[REQUIREMENT] Copy every line that holds "content".

-- START --

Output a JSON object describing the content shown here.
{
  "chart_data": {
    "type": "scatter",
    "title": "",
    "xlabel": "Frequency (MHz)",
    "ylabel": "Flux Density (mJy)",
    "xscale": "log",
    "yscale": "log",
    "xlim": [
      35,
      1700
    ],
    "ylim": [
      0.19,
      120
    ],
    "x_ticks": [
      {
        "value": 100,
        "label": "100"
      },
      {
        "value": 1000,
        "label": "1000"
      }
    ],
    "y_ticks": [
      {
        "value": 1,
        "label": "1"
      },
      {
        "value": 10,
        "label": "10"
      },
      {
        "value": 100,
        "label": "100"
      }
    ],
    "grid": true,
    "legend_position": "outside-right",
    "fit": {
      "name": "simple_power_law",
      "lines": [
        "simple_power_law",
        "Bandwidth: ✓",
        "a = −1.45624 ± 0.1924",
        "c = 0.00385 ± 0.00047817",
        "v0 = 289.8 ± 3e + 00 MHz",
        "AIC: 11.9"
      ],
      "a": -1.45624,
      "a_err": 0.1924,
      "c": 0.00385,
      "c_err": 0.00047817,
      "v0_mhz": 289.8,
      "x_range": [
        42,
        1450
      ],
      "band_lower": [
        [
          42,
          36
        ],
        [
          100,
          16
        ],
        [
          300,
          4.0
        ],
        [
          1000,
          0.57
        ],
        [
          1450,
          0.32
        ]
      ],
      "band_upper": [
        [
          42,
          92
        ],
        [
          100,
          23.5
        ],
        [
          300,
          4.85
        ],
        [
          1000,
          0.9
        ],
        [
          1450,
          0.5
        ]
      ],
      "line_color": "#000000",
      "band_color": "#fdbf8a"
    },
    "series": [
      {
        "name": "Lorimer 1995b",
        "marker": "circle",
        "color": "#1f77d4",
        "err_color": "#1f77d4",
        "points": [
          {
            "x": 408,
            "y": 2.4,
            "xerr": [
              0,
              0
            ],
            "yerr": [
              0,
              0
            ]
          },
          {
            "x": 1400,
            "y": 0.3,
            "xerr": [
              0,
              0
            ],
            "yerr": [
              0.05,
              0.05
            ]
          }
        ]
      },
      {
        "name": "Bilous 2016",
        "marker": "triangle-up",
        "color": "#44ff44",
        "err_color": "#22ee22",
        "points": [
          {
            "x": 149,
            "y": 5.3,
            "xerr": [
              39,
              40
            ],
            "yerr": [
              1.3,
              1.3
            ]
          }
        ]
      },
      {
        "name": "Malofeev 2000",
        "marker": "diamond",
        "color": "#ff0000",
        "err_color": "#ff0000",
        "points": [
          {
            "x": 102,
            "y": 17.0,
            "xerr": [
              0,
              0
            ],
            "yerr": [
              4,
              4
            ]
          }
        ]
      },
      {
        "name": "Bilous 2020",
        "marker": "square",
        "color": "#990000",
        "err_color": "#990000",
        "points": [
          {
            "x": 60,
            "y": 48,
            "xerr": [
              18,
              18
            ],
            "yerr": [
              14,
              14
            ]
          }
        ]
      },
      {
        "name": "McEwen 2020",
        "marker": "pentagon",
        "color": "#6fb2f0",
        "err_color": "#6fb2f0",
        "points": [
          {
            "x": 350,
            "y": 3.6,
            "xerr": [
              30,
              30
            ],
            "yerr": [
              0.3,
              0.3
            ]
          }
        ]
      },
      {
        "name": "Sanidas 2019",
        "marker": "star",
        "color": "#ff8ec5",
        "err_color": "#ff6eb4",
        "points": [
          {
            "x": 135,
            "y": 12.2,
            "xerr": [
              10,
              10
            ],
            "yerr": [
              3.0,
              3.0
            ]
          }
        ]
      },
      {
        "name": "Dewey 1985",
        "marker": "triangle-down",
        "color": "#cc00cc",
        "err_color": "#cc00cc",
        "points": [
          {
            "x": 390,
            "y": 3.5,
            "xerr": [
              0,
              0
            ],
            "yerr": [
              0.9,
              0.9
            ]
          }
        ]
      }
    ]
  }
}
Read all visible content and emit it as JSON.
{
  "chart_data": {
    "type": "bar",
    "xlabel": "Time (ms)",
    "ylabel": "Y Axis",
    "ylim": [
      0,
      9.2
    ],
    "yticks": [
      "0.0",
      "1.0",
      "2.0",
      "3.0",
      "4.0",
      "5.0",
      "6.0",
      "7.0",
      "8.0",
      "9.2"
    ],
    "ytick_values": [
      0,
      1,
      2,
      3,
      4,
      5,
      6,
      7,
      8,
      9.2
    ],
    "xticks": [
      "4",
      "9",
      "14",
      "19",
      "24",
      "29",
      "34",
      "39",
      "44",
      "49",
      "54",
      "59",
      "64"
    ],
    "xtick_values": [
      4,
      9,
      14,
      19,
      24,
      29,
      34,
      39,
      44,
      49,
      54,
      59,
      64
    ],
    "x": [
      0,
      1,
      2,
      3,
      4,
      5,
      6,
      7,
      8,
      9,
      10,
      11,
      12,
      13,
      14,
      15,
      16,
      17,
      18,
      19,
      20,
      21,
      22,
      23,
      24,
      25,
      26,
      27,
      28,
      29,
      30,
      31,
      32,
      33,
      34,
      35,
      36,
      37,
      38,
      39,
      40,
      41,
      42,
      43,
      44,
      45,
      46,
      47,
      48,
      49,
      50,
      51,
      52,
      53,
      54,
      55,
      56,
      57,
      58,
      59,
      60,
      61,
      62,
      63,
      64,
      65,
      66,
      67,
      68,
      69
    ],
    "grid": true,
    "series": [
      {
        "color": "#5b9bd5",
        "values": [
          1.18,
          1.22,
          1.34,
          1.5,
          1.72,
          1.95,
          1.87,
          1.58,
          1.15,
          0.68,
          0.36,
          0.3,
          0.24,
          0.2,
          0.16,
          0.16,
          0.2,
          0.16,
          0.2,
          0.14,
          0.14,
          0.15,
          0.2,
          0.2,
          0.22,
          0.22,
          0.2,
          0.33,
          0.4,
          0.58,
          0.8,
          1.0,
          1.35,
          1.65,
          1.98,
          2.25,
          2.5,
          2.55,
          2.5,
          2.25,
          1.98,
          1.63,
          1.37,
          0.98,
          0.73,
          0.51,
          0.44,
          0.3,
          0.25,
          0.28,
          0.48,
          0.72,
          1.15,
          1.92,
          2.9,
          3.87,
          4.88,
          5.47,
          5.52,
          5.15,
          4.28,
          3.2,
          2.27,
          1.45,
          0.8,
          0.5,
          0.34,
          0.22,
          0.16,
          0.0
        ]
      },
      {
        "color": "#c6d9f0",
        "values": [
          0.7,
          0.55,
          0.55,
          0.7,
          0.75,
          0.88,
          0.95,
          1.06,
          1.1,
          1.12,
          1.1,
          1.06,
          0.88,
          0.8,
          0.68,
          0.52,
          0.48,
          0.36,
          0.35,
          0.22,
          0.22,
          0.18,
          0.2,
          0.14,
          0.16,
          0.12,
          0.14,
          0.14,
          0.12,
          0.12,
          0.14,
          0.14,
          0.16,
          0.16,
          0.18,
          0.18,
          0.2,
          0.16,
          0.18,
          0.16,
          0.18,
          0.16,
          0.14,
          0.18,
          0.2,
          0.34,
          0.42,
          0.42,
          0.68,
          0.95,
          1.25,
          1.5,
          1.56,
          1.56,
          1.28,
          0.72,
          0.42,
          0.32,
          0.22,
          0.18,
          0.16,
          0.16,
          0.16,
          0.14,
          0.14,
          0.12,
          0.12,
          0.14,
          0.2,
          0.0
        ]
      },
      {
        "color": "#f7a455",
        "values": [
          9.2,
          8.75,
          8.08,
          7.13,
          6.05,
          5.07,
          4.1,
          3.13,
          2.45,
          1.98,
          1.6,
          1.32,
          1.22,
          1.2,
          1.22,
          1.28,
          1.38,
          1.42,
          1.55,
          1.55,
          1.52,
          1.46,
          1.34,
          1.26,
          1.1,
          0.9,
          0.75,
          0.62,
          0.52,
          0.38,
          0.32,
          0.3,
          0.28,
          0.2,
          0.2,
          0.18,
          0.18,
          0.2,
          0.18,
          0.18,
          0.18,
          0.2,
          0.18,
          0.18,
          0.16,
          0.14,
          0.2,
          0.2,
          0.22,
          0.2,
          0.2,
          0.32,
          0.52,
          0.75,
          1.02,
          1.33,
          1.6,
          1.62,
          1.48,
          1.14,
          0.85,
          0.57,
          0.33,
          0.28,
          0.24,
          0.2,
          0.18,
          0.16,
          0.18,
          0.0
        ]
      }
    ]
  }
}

-- END --

[FULL ANSWER]
Output a JSON object describing the content shown here.
Read all visible content and emit it as JSON.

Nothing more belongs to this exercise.